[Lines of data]
-- begin --
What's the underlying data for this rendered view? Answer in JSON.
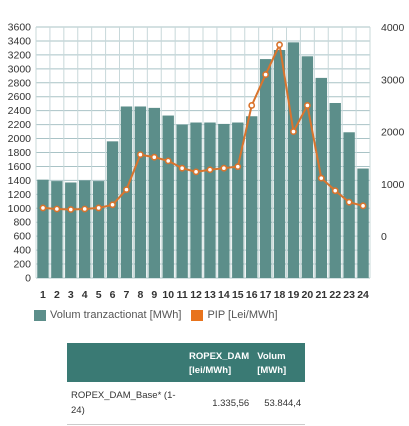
{
  "chart_data": {
    "type": "bar",
    "categories": [
      "1",
      "2",
      "3",
      "4",
      "5",
      "6",
      "7",
      "8",
      "9",
      "10",
      "11",
      "12",
      "13",
      "14",
      "15",
      "16",
      "17",
      "18",
      "19",
      "20",
      "21",
      "22",
      "23",
      "24"
    ],
    "series": [
      {
        "name": "Volum tranzactionat [MWh]",
        "type": "bar",
        "axis": "left",
        "color": "#5c8e8a",
        "values": [
          1410,
          1390,
          1370,
          1400,
          1390,
          1960,
          2460,
          2460,
          2440,
          2330,
          2200,
          2230,
          2230,
          2210,
          2230,
          2320,
          3140,
          3270,
          3380,
          3180,
          2870,
          2510,
          2090,
          1570
        ]
      },
      {
        "name": "PIP [Lei/MWh]",
        "type": "line",
        "axis": "right",
        "color": "#d9742d",
        "values": [
          540,
          520,
          510,
          520,
          540,
          600,
          890,
          1560,
          1510,
          1440,
          1300,
          1230,
          1270,
          1300,
          1330,
          2500,
          3090,
          3660,
          2000,
          2500,
          1110,
          870,
          650,
          580
        ]
      }
    ],
    "y_left": {
      "min": 0,
      "max": 3600,
      "ticks": [
        0,
        200,
        400,
        600,
        800,
        1000,
        1200,
        1400,
        1600,
        1800,
        2000,
        2200,
        2400,
        2600,
        2800,
        3000,
        3200,
        3400,
        3600
      ]
    },
    "y_right": {
      "min": -800,
      "max": 4000,
      "ticks": [
        0,
        1000,
        2000,
        3000,
        4000
      ]
    },
    "grid": true,
    "legend": "bottom"
  },
  "table": {
    "headers": [
      "",
      "ROPEX_DAM [lei/MWh]",
      "Volum [MWh]"
    ],
    "rows": [
      {
        "label": "ROPEX_DAM_Base* (1-24)",
        "price": "1.335,56",
        "volume": "53.844,4"
      }
    ]
  }
}
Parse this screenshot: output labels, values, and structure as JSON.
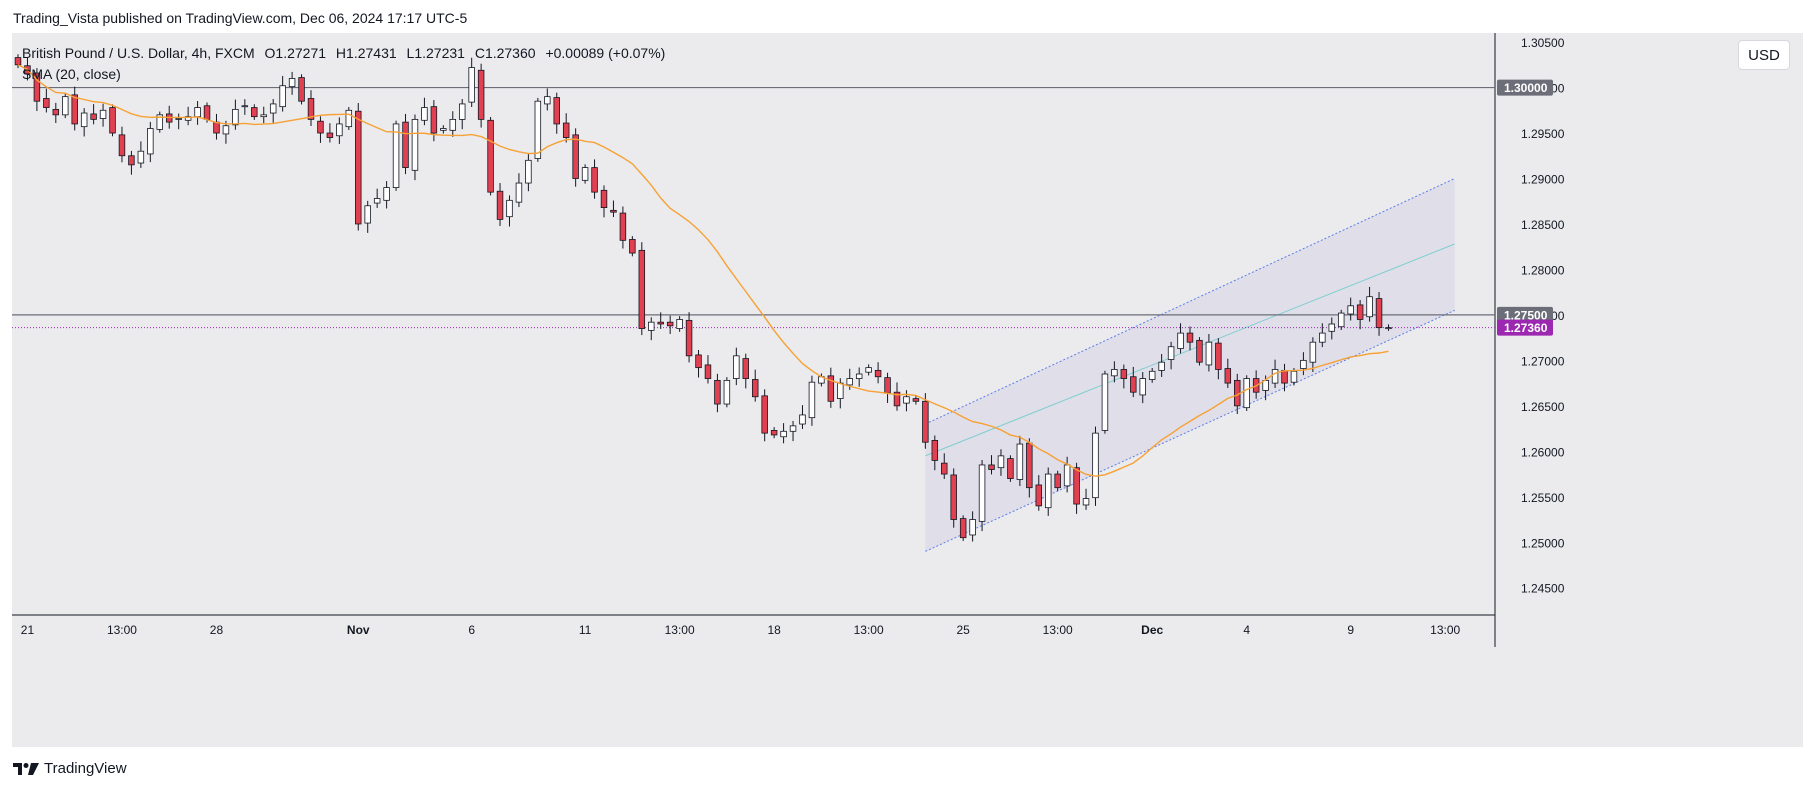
{
  "header": {
    "published": "Trading_Vista published on TradingView.com, Dec 06, 2024 17:17 UTC-5"
  },
  "legend": {
    "symbol": "British Pound / U.S. Dollar, 4h, FXCM",
    "open": "O1.27271",
    "high": "H1.27431",
    "low": "L1.27231",
    "close": "C1.27360",
    "change": "+0.00089 (+0.07%)",
    "indicator": "SMA (20, close)"
  },
  "currency_button": "USD",
  "footer": {
    "brand": "TradingView"
  },
  "colors": {
    "up": "#ffffff",
    "down": "#e0404f",
    "wick": "#131722",
    "sma": "#f7a134",
    "channel_line": "#5b7de8",
    "channel_mid": "#7fcfcf",
    "price_marker": "#9c27b0",
    "level_line": "#6b6e78"
  },
  "chart_data": {
    "type": "candlestick",
    "symbol": "GBPUSD",
    "timeframe": "4h",
    "ylim": [
      1.242,
      1.306
    ],
    "y_ticks": [
      "1.24500",
      "1.25000",
      "1.25500",
      "1.26000",
      "1.26500",
      "1.27000",
      "1.27500",
      "1.28000",
      "1.28500",
      "1.29000",
      "1.29500",
      "1.30000",
      "1.30500"
    ],
    "x_range": [
      0,
      155
    ],
    "x_ticks": [
      {
        "i": 1,
        "label": "21"
      },
      {
        "i": 11,
        "label": "13:00"
      },
      {
        "i": 21,
        "label": "28"
      },
      {
        "i": 36,
        "label": "Nov"
      },
      {
        "i": 48,
        "label": "6"
      },
      {
        "i": 60,
        "label": "11"
      },
      {
        "i": 70,
        "label": "13:00"
      },
      {
        "i": 80,
        "label": "18"
      },
      {
        "i": 90,
        "label": "13:00"
      },
      {
        "i": 100,
        "label": "25"
      },
      {
        "i": 110,
        "label": "13:00"
      },
      {
        "i": 120,
        "label": "Dec"
      },
      {
        "i": 130,
        "label": "4"
      },
      {
        "i": 141,
        "label": "9"
      },
      {
        "i": 151,
        "label": "13:00"
      }
    ],
    "horizontal_levels": [
      {
        "value": 1.3,
        "label": "1.30000"
      },
      {
        "value": 1.275,
        "label": "1.27500"
      }
    ],
    "last_price": {
      "value": 1.2736,
      "label": "1.27360"
    },
    "channel": {
      "upper": [
        [
          96,
          1.263
        ],
        [
          152,
          1.29
        ]
      ],
      "middle": [
        [
          96,
          1.2595
        ],
        [
          152,
          1.2828
        ]
      ],
      "lower": [
        [
          96,
          1.249
        ],
        [
          152,
          1.2755
        ]
      ]
    },
    "closes": [
      1.3025,
      1.3015,
      1.2985,
      1.2978,
      1.297,
      1.299,
      1.296,
      1.2972,
      1.2965,
      1.2975,
      1.295,
      1.2925,
      1.2915,
      1.293,
      1.2955,
      1.297,
      1.2962,
      1.2966,
      1.2968,
      1.2978,
      1.2965,
      1.295,
      1.2958,
      1.2976,
      1.298,
      1.2968,
      1.297,
      1.2982,
      1.3002,
      1.301,
      1.2985,
      1.2965,
      1.295,
      1.2945,
      1.296,
      1.2975,
      1.285,
      1.287,
      1.2878,
      1.289,
      1.296,
      1.2912,
      1.2965,
      1.2978,
      1.295,
      1.2955,
      1.2965,
      1.2982,
      1.3022,
      1.2965,
      1.2885,
      1.2855,
      1.2876,
      1.2895,
      1.292,
      1.2985,
      1.299,
      1.296,
      1.2945,
      1.29,
      1.2912,
      1.2885,
      1.2868,
      1.2863,
      1.2832,
      1.2818,
      1.2735,
      1.2742,
      1.274,
      1.2738,
      1.2745,
      1.2705,
      1.2692,
      1.268,
      1.2652,
      1.2678,
      1.2705,
      1.268,
      1.266,
      1.262,
      1.2618,
      1.2622,
      1.2628,
      1.264,
      1.2676,
      1.2682,
      1.2655,
      1.2675,
      1.268,
      1.2685,
      1.2692,
      1.2682,
      1.2664,
      1.265,
      1.266,
      1.2655,
      1.261,
      1.259,
      1.2575,
      1.2525,
      1.2505,
      1.2525,
      1.2585,
      1.258,
      1.2595,
      1.257,
      1.2608,
      1.256,
      1.254,
      1.2575,
      1.256,
      1.2585,
      1.2542,
      1.2548,
      1.262,
      1.2685,
      1.269,
      1.268,
      1.2665,
      1.268,
      1.2688,
      1.2698,
      1.2715,
      1.273,
      1.272,
      1.2698,
      1.272,
      1.269,
      1.2675,
      1.265,
      1.268,
      1.2665,
      1.2678,
      1.269,
      1.2675,
      1.2688,
      1.27,
      1.272,
      1.273,
      1.274,
      1.2752,
      1.276,
      1.2745,
      1.277,
      1.2736,
      1.2736
    ]
  }
}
-- end --
▸ Task brief:
Go through the listing above and return every line where the word "symbol" occurs.

▸ Exercise output:
    "symbol": "British Pound / U.S. Dollar, 4h, FXCM",
    "symbol": "GBPUSD",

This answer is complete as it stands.